Stated goal:
Transcribe each record below word for word.

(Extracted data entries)
* BEGIN *

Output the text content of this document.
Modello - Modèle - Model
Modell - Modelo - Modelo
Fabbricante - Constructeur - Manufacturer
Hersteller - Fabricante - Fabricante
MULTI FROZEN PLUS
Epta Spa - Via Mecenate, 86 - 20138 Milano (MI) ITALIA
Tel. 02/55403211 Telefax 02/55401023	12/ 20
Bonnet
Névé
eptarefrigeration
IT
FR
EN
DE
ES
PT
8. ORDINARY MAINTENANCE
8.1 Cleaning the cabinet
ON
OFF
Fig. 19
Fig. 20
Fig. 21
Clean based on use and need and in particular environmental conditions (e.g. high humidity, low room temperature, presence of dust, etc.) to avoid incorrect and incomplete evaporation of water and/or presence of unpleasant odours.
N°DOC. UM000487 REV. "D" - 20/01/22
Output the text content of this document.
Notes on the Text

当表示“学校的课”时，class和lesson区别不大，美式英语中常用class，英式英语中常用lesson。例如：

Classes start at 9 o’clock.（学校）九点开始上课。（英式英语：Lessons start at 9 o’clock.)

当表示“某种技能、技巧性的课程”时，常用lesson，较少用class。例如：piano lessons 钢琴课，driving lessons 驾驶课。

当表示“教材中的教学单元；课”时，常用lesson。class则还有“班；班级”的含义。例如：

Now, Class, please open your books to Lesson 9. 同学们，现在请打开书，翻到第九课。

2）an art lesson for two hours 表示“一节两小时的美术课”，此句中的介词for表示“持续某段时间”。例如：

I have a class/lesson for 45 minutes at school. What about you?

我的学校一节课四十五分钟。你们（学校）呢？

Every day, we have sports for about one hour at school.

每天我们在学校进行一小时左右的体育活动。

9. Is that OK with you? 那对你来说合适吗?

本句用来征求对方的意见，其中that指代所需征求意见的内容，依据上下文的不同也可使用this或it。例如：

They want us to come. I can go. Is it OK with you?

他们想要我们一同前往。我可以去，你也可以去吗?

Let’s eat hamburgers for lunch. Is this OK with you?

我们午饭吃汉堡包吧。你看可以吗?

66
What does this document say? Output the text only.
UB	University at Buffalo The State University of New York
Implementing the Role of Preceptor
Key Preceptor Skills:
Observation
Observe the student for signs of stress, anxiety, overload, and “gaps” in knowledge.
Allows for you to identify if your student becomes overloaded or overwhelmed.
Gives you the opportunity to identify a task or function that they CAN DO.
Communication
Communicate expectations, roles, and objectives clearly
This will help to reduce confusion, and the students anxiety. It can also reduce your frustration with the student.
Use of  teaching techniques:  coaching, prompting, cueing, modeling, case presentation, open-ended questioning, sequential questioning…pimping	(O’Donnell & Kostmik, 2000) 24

* END *

Final result:
Output the text content of this document.
Modello - Modèle - Model
Modell - Modelo - Modelo
Fabbricante - Constructeur - Manufacturer
Hersteller - Fabricante - Fabricante
MULTI FROZEN PLUS
Epta Spa - Via Mecenate, 86 - 20138 Milano (MI) ITALIA
Tel. 02/55403211 Telefax 02/55401023	12/ 20
Bonnet
Névé
eptarefrigeration
IT
FR
EN
DE
ES
PT
8. ORDINARY MAINTENANCE
8.1 Cleaning the cabinet
ON
OFF
Fig. 19
Fig. 20
Fig. 21
Clean based on use and need and in particular environmental conditions (e.g. high humidity, low room temperature, presence of dust, etc.) to avoid incorrect and incomplete evaporation of water and/or presence of unpleasant odours.
N°DOC. UM000487 REV. "D" - 20/01/22
Output the text content of this document.
Notes on the Text

当表示“学校的课”时，class和lesson区别不大，美式英语中常用class，英式英语中常用lesson。例如：

Classes start at 9 o’clock.（学校）九点开始上课。（英式英语：Lessons start at 9 o’clock.)

当表示“某种技能、技巧性的课程”时，常用lesson，较少用class。例如：piano lessons 钢琴课，driving lessons 驾驶课。

当表示“教材中的教学单元；课”时，常用lesson。class则还有“班；班级”的含义。例如：

Now, Class, please open your books to Lesson 9. 同学们，现在请打开书，翻到第九课。

2）an art lesson for two hours 表示“一节两小时的美术课”，此句中的介词for表示“持续某段时间”。例如：

I have a class/lesson for 45 minutes at school. What about you?

我的学校一节课四十五分钟。你们（学校）呢？

Every day, we have sports for about one hour at school.

每天我们在学校进行一小时左右的体育活动。

9. Is that OK with you? 那对你来说合适吗?

本句用来征求对方的意见，其中that指代所需征求意见的内容，依据上下文的不同也可使用this或it。例如：

They want us to come. I can go. Is it OK with you?

他们想要我们一同前往。我可以去，你也可以去吗?

Let’s eat hamburgers for lunch. Is this OK with you?

我们午饭吃汉堡包吧。你看可以吗?

66
What does this document say? Output the text only.
UB	University at Buffalo The State University of New York
Implementing the Role of Preceptor
Key Preceptor Skills:
Observation
Observe the student for signs of stress, anxiety, overload, and “gaps” in knowledge.
Allows for you to identify if your student becomes overloaded or overwhelmed.
Gives you the opportunity to identify a task or function that they CAN DO.
Communication
Communicate expectations, roles, and objectives clearly
This will help to reduce confusion, and the students anxiety. It can also reduce your frustration with the student.
Use of  teaching techniques:  coaching, prompting, cueing, modeling, case presentation, open-ended questioning, sequential questioning…pimping	(O’Donnell & Kostmik, 2000) 24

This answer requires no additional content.